> Challenge
Retype all material exactly. Pictures stay out of the copy.

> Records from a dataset
--------------------

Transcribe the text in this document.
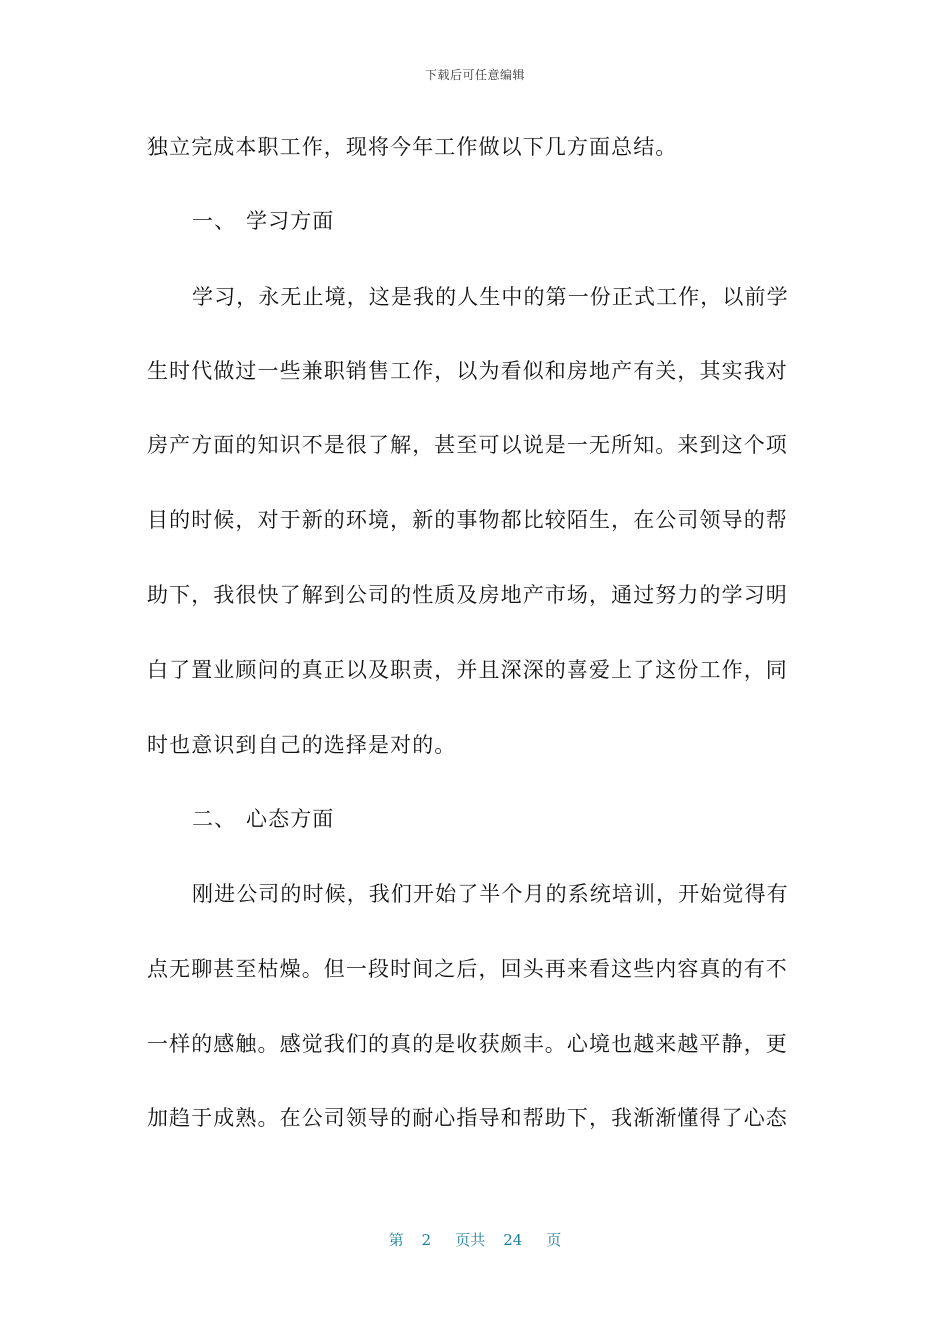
下载后可任意编辑
独立完成本职工作，现将今年工作做以下几方面总结。
一、 学习方面
学习，永无止境，这是我的人生中的第一份正式工作，以前学
生时代做过一些兼职销售工作，以为看似和房地产有关，其实我对
房产方面的知识不是很了解，甚至可以说是一无所知。来到这个项
目的时候，对于新的环境，新的事物都比较陌生，在公司领导的帮
助下，我很快了解到公司的性质及房地产市场，通过努力的学习明
白了置业顾问的真正以及职责，并且深深的喜爱上了这份工作，同
时也意识到自己的选择是对的。
二、 心态方面
刚进公司的时候，我们开始了半个月的系统培训，开始觉得有
点无聊甚至枯燥。但一段时间之后，回头再来看这些内容真的有不
一样的感触。感觉我们的真的是收获颇丰。心境也越来越平静，更
加趋于成熟。在公司领导的耐心指导和帮助下，我渐渐懂得了心态
第 2 页共 24 页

--------------------

> Completed exercise
Transcribe the text in this document.
下载后可任意编辑
独立完成本职工作，现将今年工作做以下几方面总结。
一、 学习方面
学习，永无止境，这是我的人生中的第一份正式工作，以前学
生时代做过一些兼职销售工作，以为看似和房地产有关，其实我对
房产方面的知识不是很了解，甚至可以说是一无所知。来到这个项
目的时候，对于新的环境，新的事物都比较陌生，在公司领导的帮
助下，我很快了解到公司的性质及房地产市场，通过努力的学习明
白了置业顾问的真正以及职责，并且深深的喜爱上了这份工作，同
时也意识到自己的选择是对的。
二、 心态方面
刚进公司的时候，我们开始了半个月的系统培训，开始觉得有
点无聊甚至枯燥。但一段时间之后，回头再来看这些内容真的有不
一样的感触。感觉我们的真的是收获颇丰。心境也越来越平静，更
加趋于成熟。在公司领导的耐心指导和帮助下，我渐渐懂得了心态
第 2 页共 24 页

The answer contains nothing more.